-------- ITEMS

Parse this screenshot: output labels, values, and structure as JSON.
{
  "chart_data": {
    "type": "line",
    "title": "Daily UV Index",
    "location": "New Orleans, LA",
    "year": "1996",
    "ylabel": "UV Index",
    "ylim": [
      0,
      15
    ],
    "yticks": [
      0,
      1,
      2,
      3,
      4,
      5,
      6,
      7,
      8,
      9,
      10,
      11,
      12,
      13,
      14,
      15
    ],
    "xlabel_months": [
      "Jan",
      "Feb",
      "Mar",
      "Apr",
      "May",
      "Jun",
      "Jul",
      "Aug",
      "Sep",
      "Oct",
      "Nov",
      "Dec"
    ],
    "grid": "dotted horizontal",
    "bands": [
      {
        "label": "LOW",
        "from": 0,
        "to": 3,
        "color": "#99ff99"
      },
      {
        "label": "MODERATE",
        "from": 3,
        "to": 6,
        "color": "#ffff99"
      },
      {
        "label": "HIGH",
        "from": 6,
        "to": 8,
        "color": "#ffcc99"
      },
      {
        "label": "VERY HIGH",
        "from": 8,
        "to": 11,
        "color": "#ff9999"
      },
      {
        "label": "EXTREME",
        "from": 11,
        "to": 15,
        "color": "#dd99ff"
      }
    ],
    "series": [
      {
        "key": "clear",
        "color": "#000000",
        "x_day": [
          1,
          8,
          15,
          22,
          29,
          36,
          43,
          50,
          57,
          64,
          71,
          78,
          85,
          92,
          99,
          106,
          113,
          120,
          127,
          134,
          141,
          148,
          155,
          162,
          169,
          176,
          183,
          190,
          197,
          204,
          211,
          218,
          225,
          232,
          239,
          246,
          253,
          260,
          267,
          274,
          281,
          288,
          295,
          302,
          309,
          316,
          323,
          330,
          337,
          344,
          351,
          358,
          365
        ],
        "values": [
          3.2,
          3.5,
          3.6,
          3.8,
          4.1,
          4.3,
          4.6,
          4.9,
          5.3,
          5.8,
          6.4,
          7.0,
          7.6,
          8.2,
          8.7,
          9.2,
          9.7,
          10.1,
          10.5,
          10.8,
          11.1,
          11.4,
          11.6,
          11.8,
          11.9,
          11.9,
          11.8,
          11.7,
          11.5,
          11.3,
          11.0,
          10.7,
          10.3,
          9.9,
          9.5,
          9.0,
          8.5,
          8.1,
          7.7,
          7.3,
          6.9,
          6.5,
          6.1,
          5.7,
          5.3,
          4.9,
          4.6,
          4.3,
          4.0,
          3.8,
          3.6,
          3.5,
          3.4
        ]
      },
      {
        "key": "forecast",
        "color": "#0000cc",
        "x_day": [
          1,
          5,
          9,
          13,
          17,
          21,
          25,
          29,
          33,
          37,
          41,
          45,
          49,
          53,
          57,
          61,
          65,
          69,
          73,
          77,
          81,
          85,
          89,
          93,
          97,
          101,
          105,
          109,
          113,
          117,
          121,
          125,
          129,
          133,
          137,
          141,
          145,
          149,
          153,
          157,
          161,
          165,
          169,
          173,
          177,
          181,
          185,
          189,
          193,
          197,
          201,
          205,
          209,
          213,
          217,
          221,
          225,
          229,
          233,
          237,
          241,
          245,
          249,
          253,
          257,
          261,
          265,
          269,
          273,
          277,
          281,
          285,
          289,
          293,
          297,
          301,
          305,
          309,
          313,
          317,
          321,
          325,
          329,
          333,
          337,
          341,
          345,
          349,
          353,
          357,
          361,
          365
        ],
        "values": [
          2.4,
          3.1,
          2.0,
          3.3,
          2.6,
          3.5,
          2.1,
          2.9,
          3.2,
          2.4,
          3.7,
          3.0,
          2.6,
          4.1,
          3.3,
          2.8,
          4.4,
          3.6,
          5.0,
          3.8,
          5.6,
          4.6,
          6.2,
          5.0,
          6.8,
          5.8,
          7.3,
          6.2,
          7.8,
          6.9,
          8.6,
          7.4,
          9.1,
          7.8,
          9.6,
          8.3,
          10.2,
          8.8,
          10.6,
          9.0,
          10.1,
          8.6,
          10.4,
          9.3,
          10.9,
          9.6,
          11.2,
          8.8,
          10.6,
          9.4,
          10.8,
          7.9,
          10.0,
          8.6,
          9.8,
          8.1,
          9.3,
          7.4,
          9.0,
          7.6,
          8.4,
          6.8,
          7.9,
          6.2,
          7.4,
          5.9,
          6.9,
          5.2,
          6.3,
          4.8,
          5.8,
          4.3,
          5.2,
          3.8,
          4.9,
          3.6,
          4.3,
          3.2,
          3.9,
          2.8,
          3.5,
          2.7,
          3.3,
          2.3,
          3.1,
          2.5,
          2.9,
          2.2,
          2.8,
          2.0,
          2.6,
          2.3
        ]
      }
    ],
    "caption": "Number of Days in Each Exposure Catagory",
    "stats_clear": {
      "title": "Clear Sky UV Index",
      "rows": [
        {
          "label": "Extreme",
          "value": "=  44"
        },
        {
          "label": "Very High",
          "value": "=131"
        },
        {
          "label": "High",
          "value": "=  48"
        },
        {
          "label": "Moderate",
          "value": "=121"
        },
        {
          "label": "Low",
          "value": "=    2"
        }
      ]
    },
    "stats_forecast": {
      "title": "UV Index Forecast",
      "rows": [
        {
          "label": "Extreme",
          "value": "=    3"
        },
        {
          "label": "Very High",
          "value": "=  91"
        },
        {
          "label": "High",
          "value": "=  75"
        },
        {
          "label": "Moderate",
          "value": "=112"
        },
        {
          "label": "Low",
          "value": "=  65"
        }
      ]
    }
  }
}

----------------

YOUR INSTRUCTIONS: Take the listing above and write it out again exactly.

FINAL RESULT:
Parse this screenshot: output labels, values, and structure as JSON.
{
  "chart_data": {
    "type": "line",
    "title": "Daily UV Index",
    "location": "New Orleans, LA",
    "year": "1996",
    "ylabel": "UV Index",
    "ylim": [
      0,
      15
    ],
    "yticks": [
      0,
      1,
      2,
      3,
      4,
      5,
      6,
      7,
      8,
      9,
      10,
      11,
      12,
      13,
      14,
      15
    ],
    "xlabel_months": [
      "Jan",
      "Feb",
      "Mar",
      "Apr",
      "May",
      "Jun",
      "Jul",
      "Aug",
      "Sep",
      "Oct",
      "Nov",
      "Dec"
    ],
    "grid": "dotted horizontal",
    "bands": [
      {
        "label": "LOW",
        "from": 0,
        "to": 3,
        "color": "#99ff99"
      },
      {
        "label": "MODERATE",
        "from": 3,
        "to": 6,
        "color": "#ffff99"
      },
      {
        "label": "HIGH",
        "from": 6,
        "to": 8,
        "color": "#ffcc99"
      },
      {
        "label": "VERY HIGH",
        "from": 8,
        "to": 11,
        "color": "#ff9999"
      },
      {
        "label": "EXTREME",
        "from": 11,
        "to": 15,
        "color": "#dd99ff"
      }
    ],
    "series": [
      {
        "key": "clear",
        "color": "#000000",
        "x_day": [
          1,
          8,
          15,
          22,
          29,
          36,
          43,
          50,
          57,
          64,
          71,
          78,
          85,
          92,
          99,
          106,
          113,
          120,
          127,
          134,
          141,
          148,
          155,
          162,
          169,
          176,
          183,
          190,
          197,
          204,
          211,
          218,
          225,
          232,
          239,
          246,
          253,
          260,
          267,
          274,
          281,
          288,
          295,
          302,
          309,
          316,
          323,
          330,
          337,
          344,
          351,
          358,
          365
        ],
        "values": [
          3.2,
          3.5,
          3.6,
          3.8,
          4.1,
          4.3,
          4.6,
          4.9,
          5.3,
          5.8,
          6.4,
          7.0,
          7.6,
          8.2,
          8.7,
          9.2,
          9.7,
          10.1,
          10.5,
          10.8,
          11.1,
          11.4,
          11.6,
          11.8,
          11.9,
          11.9,
          11.8,
          11.7,
          11.5,
          11.3,
          11.0,
          10.7,
          10.3,
          9.9,
          9.5,
          9.0,
          8.5,
          8.1,
          7.7,
          7.3,
          6.9,
          6.5,
          6.1,
          5.7,
          5.3,
          4.9,
          4.6,
          4.3,
          4.0,
          3.8,
          3.6,
          3.5,
          3.4
        ]
      },
      {
        "key": "forecast",
        "color": "#0000cc",
        "x_day": [
          1,
          5,
          9,
          13,
          17,
          21,
          25,
          29,
          33,
          37,
          41,
          45,
          49,
          53,
          57,
          61,
          65,
          69,
          73,
          77,
          81,
          85,
          89,
          93,
          97,
          101,
          105,
          109,
          113,
          117,
          121,
          125,
          129,
          133,
          137,
          141,
          145,
          149,
          153,
          157,
          161,
          165,
          169,
          173,
          177,
          181,
          185,
          189,
          193,
          197,
          201,
          205,
          209,
          213,
          217,
          221,
          225,
          229,
          233,
          237,
          241,
          245,
          249,
          253,
          257,
          261,
          265,
          269,
          273,
          277,
          281,
          285,
          289,
          293,
          297,
          301,
          305,
          309,
          313,
          317,
          321,
          325,
          329,
          333,
          337,
          341,
          345,
          349,
          353,
          357,
          361,
          365
        ],
        "values": [
          2.4,
          3.1,
          2.0,
          3.3,
          2.6,
          3.5,
          2.1,
          2.9,
          3.2,
          2.4,
          3.7,
          3.0,
          2.6,
          4.1,
          3.3,
          2.8,
          4.4,
          3.6,
          5.0,
          3.8,
          5.6,
          4.6,
          6.2,
          5.0,
          6.8,
          5.8,
          7.3,
          6.2,
          7.8,
          6.9,
          8.6,
          7.4,
          9.1,
          7.8,
          9.6,
          8.3,
          10.2,
          8.8,
          10.6,
          9.0,
          10.1,
          8.6,
          10.4,
          9.3,
          10.9,
          9.6,
          11.2,
          8.8,
          10.6,
          9.4,
          10.8,
          7.9,
          10.0,
          8.6,
          9.8,
          8.1,
          9.3,
          7.4,
          9.0,
          7.6,
          8.4,
          6.8,
          7.9,
          6.2,
          7.4,
          5.9,
          6.9,
          5.2,
          6.3,
          4.8,
          5.8,
          4.3,
          5.2,
          3.8,
          4.9,
          3.6,
          4.3,
          3.2,
          3.9,
          2.8,
          3.5,
          2.7,
          3.3,
          2.3,
          3.1,
          2.5,
          2.9,
          2.2,
          2.8,
          2.0,
          2.6,
          2.3
        ]
      }
    ],
    "caption": "Number of Days in Each Exposure Catagory",
    "stats_clear": {
      "title": "Clear Sky UV Index",
      "rows": [
        {
          "label": "Extreme",
          "value": "=  44"
        },
        {
          "label": "Very High",
          "value": "=131"
        },
        {
          "label": "High",
          "value": "=  48"
        },
        {
          "label": "Moderate",
          "value": "=121"
        },
        {
          "label": "Low",
          "value": "=    2"
        }
      ]
    },
    "stats_forecast": {
      "title": "UV Index Forecast",
      "rows": [
        {
          "label": "Extreme",
          "value": "=    3"
        },
        {
          "label": "Very High",
          "value": "=  91"
        },
        {
          "label": "High",
          "value": "=  75"
        },
        {
          "label": "Moderate",
          "value": "=112"
        },
        {
          "label": "Low",
          "value": "=  65"
        }
      ]
    }
  }
}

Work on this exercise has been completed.